+++ Input data
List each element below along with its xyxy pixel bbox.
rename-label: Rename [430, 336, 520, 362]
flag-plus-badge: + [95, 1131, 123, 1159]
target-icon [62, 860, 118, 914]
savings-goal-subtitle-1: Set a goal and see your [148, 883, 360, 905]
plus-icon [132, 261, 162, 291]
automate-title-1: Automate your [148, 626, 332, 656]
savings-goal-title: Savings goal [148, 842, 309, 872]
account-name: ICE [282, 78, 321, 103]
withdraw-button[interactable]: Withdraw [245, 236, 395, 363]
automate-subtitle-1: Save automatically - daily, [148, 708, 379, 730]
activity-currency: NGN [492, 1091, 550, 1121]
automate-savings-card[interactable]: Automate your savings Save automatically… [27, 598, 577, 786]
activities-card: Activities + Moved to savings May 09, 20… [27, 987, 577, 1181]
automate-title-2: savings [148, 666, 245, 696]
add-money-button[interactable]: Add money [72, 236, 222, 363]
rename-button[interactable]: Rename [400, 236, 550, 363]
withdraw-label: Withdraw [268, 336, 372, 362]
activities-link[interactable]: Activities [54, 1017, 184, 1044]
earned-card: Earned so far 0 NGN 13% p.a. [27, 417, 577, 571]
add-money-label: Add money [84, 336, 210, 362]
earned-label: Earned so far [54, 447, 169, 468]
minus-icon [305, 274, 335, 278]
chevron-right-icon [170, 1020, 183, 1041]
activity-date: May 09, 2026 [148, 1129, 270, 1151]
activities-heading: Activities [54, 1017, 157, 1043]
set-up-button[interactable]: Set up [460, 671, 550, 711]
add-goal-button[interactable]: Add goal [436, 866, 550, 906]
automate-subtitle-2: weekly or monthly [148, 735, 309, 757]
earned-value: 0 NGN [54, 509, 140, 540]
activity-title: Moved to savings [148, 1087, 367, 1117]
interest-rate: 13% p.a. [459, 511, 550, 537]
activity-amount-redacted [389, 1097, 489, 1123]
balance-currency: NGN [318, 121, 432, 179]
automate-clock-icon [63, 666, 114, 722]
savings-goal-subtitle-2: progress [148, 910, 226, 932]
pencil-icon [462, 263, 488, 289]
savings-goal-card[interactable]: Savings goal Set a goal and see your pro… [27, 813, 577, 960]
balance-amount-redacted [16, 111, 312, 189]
++++++
Brief –
Can you convert the item above into a JSON list of strings, one string per line and no blank lines?

Worked answer –
[
  "List each element below along with its xyxy pixel bbox.",
  "rename-label: Rename [430, 336, 520, 362]",
  "flag-plus-badge: + [95, 1131, 123, 1159]",
  "target-icon [62, 860, 118, 914]",
  "savings-goal-subtitle-1: Set a goal and see your [148, 883, 360, 905]",
  "plus-icon [132, 261, 162, 291]",
  "automate-title-1: Automate your [148, 626, 332, 656]",
  "savings-goal-title: Savings goal [148, 842, 309, 872]",
  "account-name: ICE [282, 78, 321, 103]",
  "withdraw-button[interactable]: Withdraw [245, 236, 395, 363]",
  "automate-subtitle-1: Save automatically - daily, [148, 708, 379, 730]",
  "activity-currency: NGN [492, 1091, 550, 1121]",
  "automate-savings-card[interactable]: Automate your savings Save automatically… [27, 598, 577, 786]",
  "activities-card: Activities + Moved to savings May 09, 20… [27, 987, 577, 1181]",
  "automate-title-2: savings [148, 666, 245, 696]",
  "add-money-button[interactable]: Add money [72, 236, 222, 363]",
  "rename-button[interactable]: Rename [400, 236, 550, 363]",
  "withdraw-label: Withdraw [268, 336, 372, 362]",
  "activities-link[interactable]: Activities [54, 1017, 184, 1044]",
  "earned-card: Earned so far 0 NGN 13% p.a. [27, 417, 577, 571]",
  "add-money-label: Add money [84, 336, 210, 362]",
  "earned-label: Earned so far [54, 447, 169, 468]",
  "minus-icon [305, 274, 335, 278]",
  "chevron-right-icon [170, 1020, 183, 1041]",
  "activity-date: May 09, 2026 [148, 1129, 270, 1151]",
  "activities-heading: Activities [54, 1017, 157, 1043]",
  "set-up-button[interactable]: Set up [460, 671, 550, 711]",
  "add-goal-button[interactable]: Add goal [436, 866, 550, 906]",
  "automate-subtitle-2: weekly or monthly [148, 735, 309, 757]",
  "earned-value: 0 NGN [54, 509, 140, 540]",
  "activity-title: Moved to savings [148, 1087, 367, 1117]",
  "interest-rate: 13% p.a. [459, 511, 550, 537]",
  "activity-amount-redacted [389, 1097, 489, 1123]",
  "balance-currency: NGN [318, 121, 432, 179]",
  "automate-clock-icon [63, 666, 114, 722]",
  "savings-goal-subtitle-2: progress [148, 910, 226, 932]",
  "pencil-icon [462, 263, 488, 289]",
  "savings-goal-card[interactable]: Savings goal Set a goal and see your pro… [27, 813, 577, 960]",
  "balance-amount-redacted [16, 111, 312, 189]"
]